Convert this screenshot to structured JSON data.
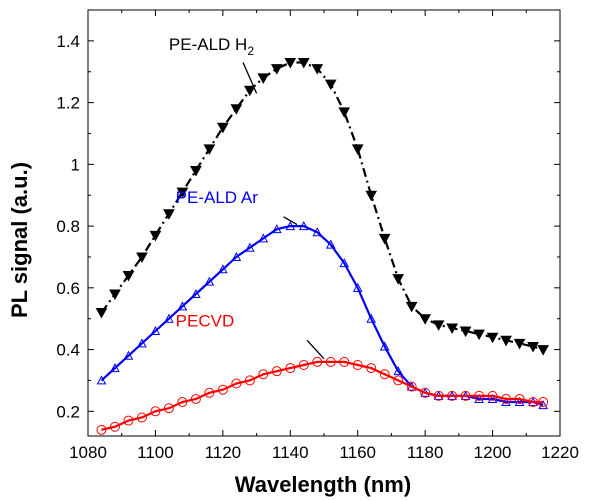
{
  "chart_data": {
    "type": "line",
    "xlabel": "Wavelength (nm)",
    "ylabel": "PL signal (a.u.)",
    "xlim": [
      1080,
      1220
    ],
    "ylim": [
      0.12,
      1.5
    ],
    "xticks": [
      1080,
      1100,
      1120,
      1140,
      1160,
      1180,
      1200,
      1220
    ],
    "yticks": [
      0.2,
      0.4,
      0.6,
      0.8,
      1,
      1.2,
      1.4
    ],
    "xtick_labels": [
      "1080",
      "1100",
      "1120",
      "1140",
      "1160",
      "1180",
      "1200",
      "1220"
    ],
    "ytick_labels": [
      "0.2",
      "0.4",
      "0.6",
      "0.8",
      "1",
      "1.2",
      "1.4"
    ],
    "grid": false,
    "series": [
      {
        "name": "PE-ALD H2",
        "color": "#000000",
        "marker": "triangle-down",
        "line_style": "dash-dot",
        "x": [
          1084,
          1088,
          1092,
          1096,
          1100,
          1104,
          1108,
          1112,
          1116,
          1120,
          1124,
          1128,
          1132,
          1136,
          1140,
          1144,
          1148,
          1152,
          1156,
          1160,
          1164,
          1168,
          1172,
          1176,
          1180,
          1184,
          1188,
          1192,
          1196,
          1200,
          1204,
          1208,
          1212,
          1215
        ],
        "y": [
          0.52,
          0.58,
          0.64,
          0.7,
          0.77,
          0.84,
          0.91,
          0.98,
          1.05,
          1.12,
          1.18,
          1.24,
          1.28,
          1.31,
          1.33,
          1.33,
          1.31,
          1.26,
          1.17,
          1.05,
          0.9,
          0.76,
          0.63,
          0.54,
          0.5,
          0.48,
          0.47,
          0.46,
          0.45,
          0.44,
          0.43,
          0.42,
          0.41,
          0.4
        ]
      },
      {
        "name": "PE-ALD Ar",
        "color": "#0000ff",
        "marker": "triangle-up-open",
        "line_style": "solid",
        "x": [
          1084,
          1088,
          1092,
          1096,
          1100,
          1104,
          1108,
          1112,
          1116,
          1120,
          1124,
          1128,
          1132,
          1136,
          1140,
          1144,
          1148,
          1152,
          1156,
          1160,
          1164,
          1168,
          1172,
          1176,
          1180,
          1184,
          1188,
          1192,
          1196,
          1200,
          1204,
          1208,
          1212,
          1215
        ],
        "y": [
          0.3,
          0.34,
          0.38,
          0.42,
          0.46,
          0.5,
          0.54,
          0.58,
          0.62,
          0.66,
          0.7,
          0.73,
          0.76,
          0.79,
          0.8,
          0.8,
          0.78,
          0.74,
          0.68,
          0.6,
          0.5,
          0.41,
          0.33,
          0.28,
          0.26,
          0.25,
          0.25,
          0.25,
          0.24,
          0.24,
          0.23,
          0.23,
          0.23,
          0.22
        ]
      },
      {
        "name": "PECVD",
        "color": "#ff0000",
        "marker": "circle-open",
        "line_style": "solid",
        "x": [
          1084,
          1088,
          1092,
          1096,
          1100,
          1104,
          1108,
          1112,
          1116,
          1120,
          1124,
          1128,
          1132,
          1136,
          1140,
          1144,
          1148,
          1152,
          1156,
          1160,
          1164,
          1168,
          1172,
          1176,
          1180,
          1184,
          1188,
          1192,
          1196,
          1200,
          1204,
          1208,
          1212,
          1215
        ],
        "y": [
          0.14,
          0.15,
          0.17,
          0.18,
          0.2,
          0.21,
          0.23,
          0.24,
          0.26,
          0.27,
          0.29,
          0.3,
          0.32,
          0.33,
          0.34,
          0.35,
          0.36,
          0.36,
          0.36,
          0.35,
          0.34,
          0.32,
          0.3,
          0.28,
          0.26,
          0.25,
          0.25,
          0.25,
          0.25,
          0.25,
          0.24,
          0.24,
          0.23,
          0.23
        ]
      }
    ],
    "annotations": [
      {
        "series": 0,
        "text": "PE-ALD H",
        "subscript": "2",
        "color": "#000000",
        "x": 1126,
        "y": 1.255
      },
      {
        "series": 1,
        "text": "PE-ALD Ar",
        "color": "#0000ff",
        "x": 1138,
        "y": 0.79
      },
      {
        "series": 2,
        "text": "PECVD",
        "color": "#ff0000",
        "x": 1145,
        "y": 0.36
      }
    ]
  }
}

**WHAT IS EXPECTED**
Repeat the data exactly, dropping every picture it holds.

**TASK SOLUTION**
Convert this screenshot to structured JSON data.
{
  "chart_data": {
    "type": "line",
    "xlabel": "Wavelength (nm)",
    "ylabel": "PL signal (a.u.)",
    "xlim": [
      1080,
      1220
    ],
    "ylim": [
      0.12,
      1.5
    ],
    "xticks": [
      1080,
      1100,
      1120,
      1140,
      1160,
      1180,
      1200,
      1220
    ],
    "yticks": [
      0.2,
      0.4,
      0.6,
      0.8,
      1,
      1.2,
      1.4
    ],
    "xtick_labels": [
      "1080",
      "1100",
      "1120",
      "1140",
      "1160",
      "1180",
      "1200",
      "1220"
    ],
    "ytick_labels": [
      "0.2",
      "0.4",
      "0.6",
      "0.8",
      "1",
      "1.2",
      "1.4"
    ],
    "grid": false,
    "series": [
      {
        "name": "PE-ALD H2",
        "color": "#000000",
        "marker": "triangle-down",
        "line_style": "dash-dot",
        "x": [
          1084,
          1088,
          1092,
          1096,
          1100,
          1104,
          1108,
          1112,
          1116,
          1120,
          1124,
          1128,
          1132,
          1136,
          1140,
          1144,
          1148,
          1152,
          1156,
          1160,
          1164,
          1168,
          1172,
          1176,
          1180,
          1184,
          1188,
          1192,
          1196,
          1200,
          1204,
          1208,
          1212,
          1215
        ],
        "y": [
          0.52,
          0.58,
          0.64,
          0.7,
          0.77,
          0.84,
          0.91,
          0.98,
          1.05,
          1.12,
          1.18,
          1.24,
          1.28,
          1.31,
          1.33,
          1.33,
          1.31,
          1.26,
          1.17,
          1.05,
          0.9,
          0.76,
          0.63,
          0.54,
          0.5,
          0.48,
          0.47,
          0.46,
          0.45,
          0.44,
          0.43,
          0.42,
          0.41,
          0.4
        ]
      },
      {
        "name": "PE-ALD Ar",
        "color": "#0000ff",
        "marker": "triangle-up-open",
        "line_style": "solid",
        "x": [
          1084,
          1088,
          1092,
          1096,
          1100,
          1104,
          1108,
          1112,
          1116,
          1120,
          1124,
          1128,
          1132,
          1136,
          1140,
          1144,
          1148,
          1152,
          1156,
          1160,
          1164,
          1168,
          1172,
          1176,
          1180,
          1184,
          1188,
          1192,
          1196,
          1200,
          1204,
          1208,
          1212,
          1215
        ],
        "y": [
          0.3,
          0.34,
          0.38,
          0.42,
          0.46,
          0.5,
          0.54,
          0.58,
          0.62,
          0.66,
          0.7,
          0.73,
          0.76,
          0.79,
          0.8,
          0.8,
          0.78,
          0.74,
          0.68,
          0.6,
          0.5,
          0.41,
          0.33,
          0.28,
          0.26,
          0.25,
          0.25,
          0.25,
          0.24,
          0.24,
          0.23,
          0.23,
          0.23,
          0.22
        ]
      },
      {
        "name": "PECVD",
        "color": "#ff0000",
        "marker": "circle-open",
        "line_style": "solid",
        "x": [
          1084,
          1088,
          1092,
          1096,
          1100,
          1104,
          1108,
          1112,
          1116,
          1120,
          1124,
          1128,
          1132,
          1136,
          1140,
          1144,
          1148,
          1152,
          1156,
          1160,
          1164,
          1168,
          1172,
          1176,
          1180,
          1184,
          1188,
          1192,
          1196,
          1200,
          1204,
          1208,
          1212,
          1215
        ],
        "y": [
          0.14,
          0.15,
          0.17,
          0.18,
          0.2,
          0.21,
          0.23,
          0.24,
          0.26,
          0.27,
          0.29,
          0.3,
          0.32,
          0.33,
          0.34,
          0.35,
          0.36,
          0.36,
          0.36,
          0.35,
          0.34,
          0.32,
          0.3,
          0.28,
          0.26,
          0.25,
          0.25,
          0.25,
          0.25,
          0.25,
          0.24,
          0.24,
          0.23,
          0.23
        ]
      }
    ],
    "annotations": [
      {
        "series": 0,
        "text": "PE-ALD H",
        "subscript": "2",
        "color": "#000000",
        "x": 1126,
        "y": 1.255
      },
      {
        "series": 1,
        "text": "PE-ALD Ar",
        "color": "#0000ff",
        "x": 1138,
        "y": 0.79
      },
      {
        "series": 2,
        "text": "PECVD",
        "color": "#ff0000",
        "x": 1145,
        "y": 0.36
      }
    ]
  }
}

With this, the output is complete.